* Start Records shown *
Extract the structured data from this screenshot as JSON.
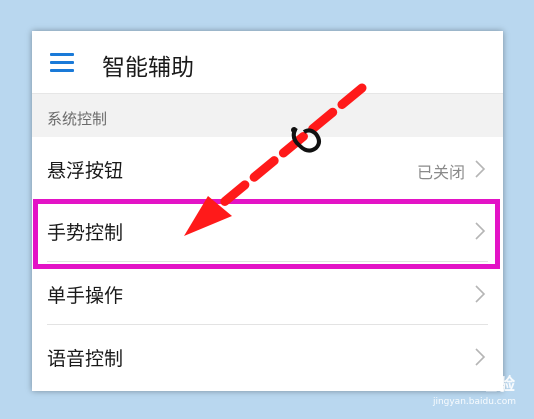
{
  "header": {
    "title": "智能辅助",
    "menu_icon": "hamburger-menu-icon"
  },
  "section": {
    "label": "系统控制"
  },
  "rows": [
    {
      "label": "悬浮按钮",
      "value": "已关闭"
    },
    {
      "label": "手势控制",
      "value": ""
    },
    {
      "label": "单手操作",
      "value": ""
    },
    {
      "label": "语音控制",
      "value": ""
    }
  ],
  "colors": {
    "background": "#b9d7ef",
    "accent": "#1a7ad8",
    "highlight": "#e313c6",
    "arrow": "#ff1a1a"
  },
  "watermark": {
    "brand": "Baidu经验",
    "sub": "jingyan.baidu.com"
  }
}
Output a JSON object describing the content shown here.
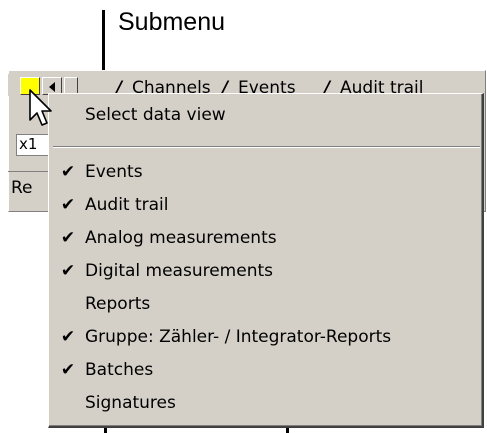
* End Records shown *
Without the pictures, write out all of the material exactly.

Answer to this exercise:
Extract the structured data from this screenshot as JSON.
{
  "header": {
    "title": "智能辅助",
    "menu_icon": "hamburger-menu-icon"
  },
  "section": {
    "label": "系统控制"
  },
  "rows": [
    {
      "label": "悬浮按钮",
      "value": "已关闭"
    },
    {
      "label": "手势控制",
      "value": ""
    },
    {
      "label": "单手操作",
      "value": ""
    },
    {
      "label": "语音控制",
      "value": ""
    }
  ],
  "colors": {
    "background": "#b9d7ef",
    "accent": "#1a7ad8",
    "highlight": "#e313c6",
    "arrow": "#ff1a1a"
  },
  "watermark": {
    "brand": "Baidu经验",
    "sub": "jingyan.baidu.com"
  }
}
Output a JSON object describing the content shown here.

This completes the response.